# Aim of the exercise
Omit every picture and write out the rest of the records exactly.

Dataset records on visual material
══════════
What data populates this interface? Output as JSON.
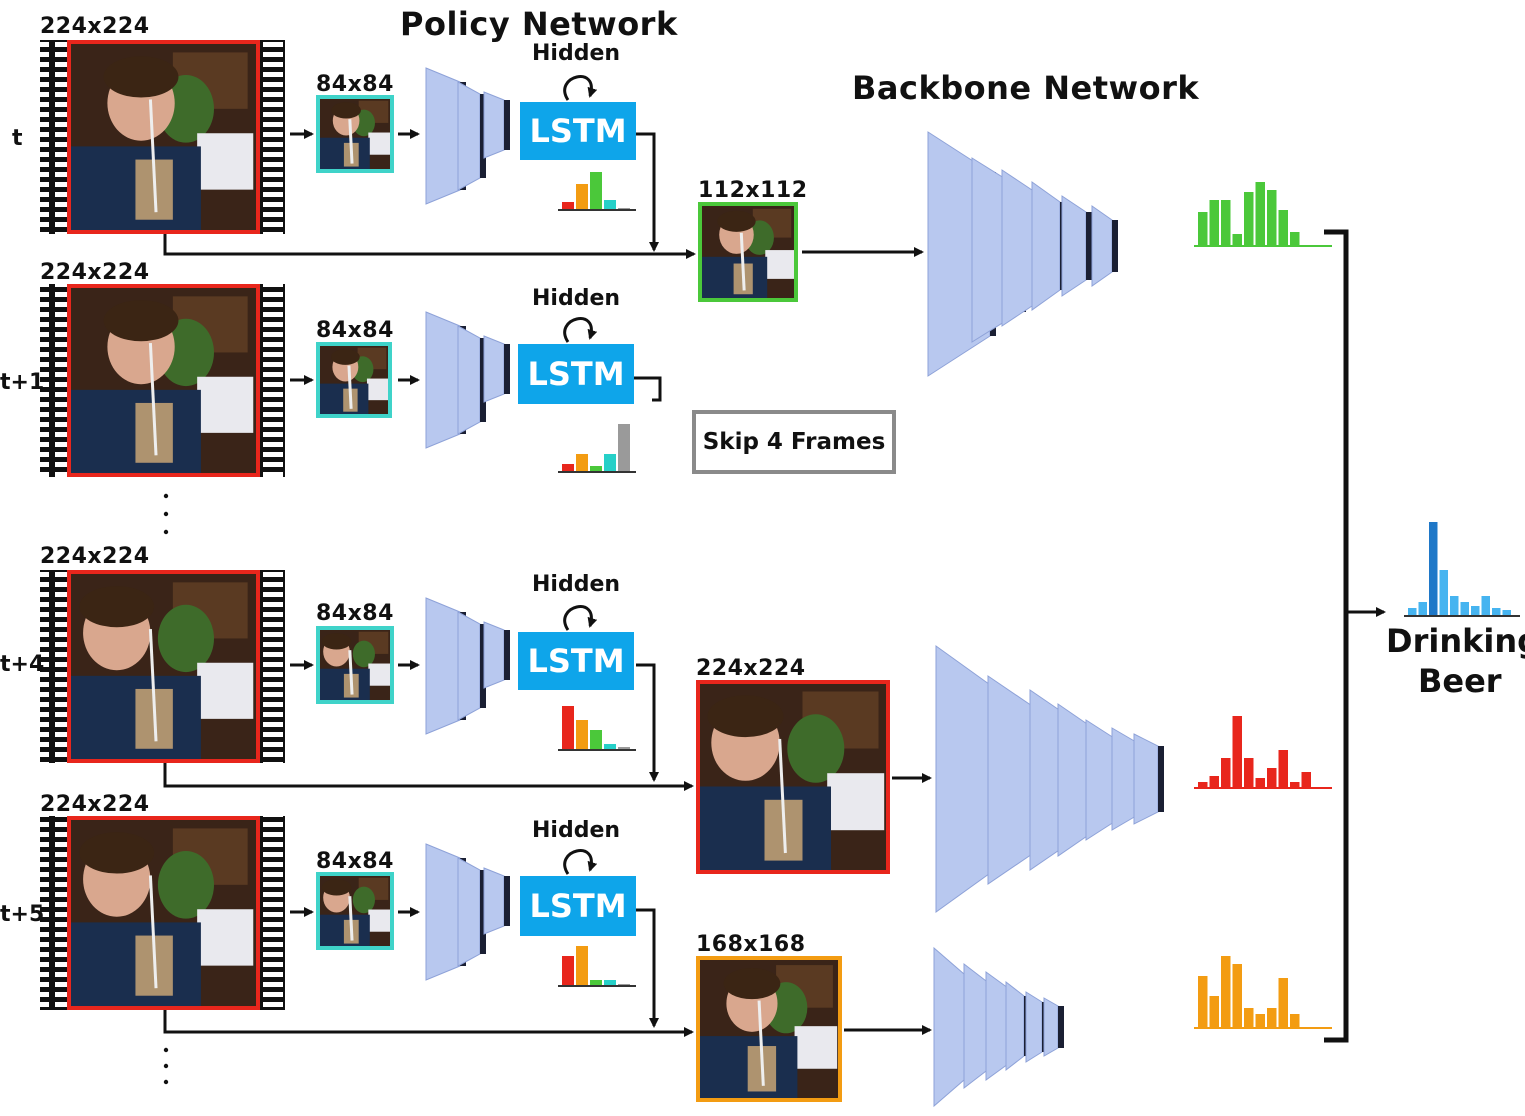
{
  "titles": {
    "policy": "Policy Network",
    "backbone": "Backbone Network"
  },
  "rows": [
    {
      "time": "t",
      "frame_size": "224x224",
      "policy_size": "84x84",
      "hidden": "Hidden",
      "lstm": "LSTM"
    },
    {
      "time": "t+1",
      "frame_size": "224x224",
      "policy_size": "84x84",
      "hidden": "Hidden",
      "lstm": "LSTM"
    },
    {
      "time": "t+4",
      "frame_size": "224x224",
      "policy_size": "84x84",
      "hidden": "Hidden",
      "lstm": "LSTM"
    },
    {
      "time": "t+5",
      "frame_size": "224x224",
      "policy_size": "84x84",
      "hidden": "Hidden",
      "lstm": "LSTM"
    }
  ],
  "selected_inputs": [
    {
      "size": "112x112",
      "color": "#4bc83a"
    },
    {
      "size": "224x224",
      "color": "#e8261c"
    },
    {
      "size": "168x168",
      "color": "#f39c12"
    }
  ],
  "skip_label": "Skip 4 Frames",
  "prediction": {
    "line1": "Drinking",
    "line2": "Beer"
  },
  "colors": {
    "lstm": "#0ea5ea",
    "frame_border": "#e8261c",
    "policy_border": "#3fd3c9",
    "layer_fill": "#b8c8ef",
    "layer_dark": "#1a1f33",
    "green": "#4bc83a",
    "red": "#e8261c",
    "orange": "#f39c12",
    "cyan": "#26d0c8",
    "gray": "#9a9a9a",
    "blue_dark": "#1f78c8",
    "blue_light": "#46b4f0"
  }
}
══════════
# Answer to this task
What data populates this interface? Output as JSON.
{
  "titles": {
    "policy": "Policy Network",
    "backbone": "Backbone Network"
  },
  "rows": [
    {
      "time": "t",
      "frame_size": "224x224",
      "policy_size": "84x84",
      "hidden": "Hidden",
      "lstm": "LSTM"
    },
    {
      "time": "t+1",
      "frame_size": "224x224",
      "policy_size": "84x84",
      "hidden": "Hidden",
      "lstm": "LSTM"
    },
    {
      "time": "t+4",
      "frame_size": "224x224",
      "policy_size": "84x84",
      "hidden": "Hidden",
      "lstm": "LSTM"
    },
    {
      "time": "t+5",
      "frame_size": "224x224",
      "policy_size": "84x84",
      "hidden": "Hidden",
      "lstm": "LSTM"
    }
  ],
  "selected_inputs": [
    {
      "size": "112x112",
      "color": "#4bc83a"
    },
    {
      "size": "224x224",
      "color": "#e8261c"
    },
    {
      "size": "168x168",
      "color": "#f39c12"
    }
  ],
  "skip_label": "Skip 4 Frames",
  "prediction": {
    "line1": "Drinking",
    "line2": "Beer"
  },
  "colors": {
    "lstm": "#0ea5ea",
    "frame_border": "#e8261c",
    "policy_border": "#3fd3c9",
    "layer_fill": "#b8c8ef",
    "layer_dark": "#1a1f33",
    "green": "#4bc83a",
    "red": "#e8261c",
    "orange": "#f39c12",
    "cyan": "#26d0c8",
    "gray": "#9a9a9a",
    "blue_dark": "#1f78c8",
    "blue_light": "#46b4f0"
  }
}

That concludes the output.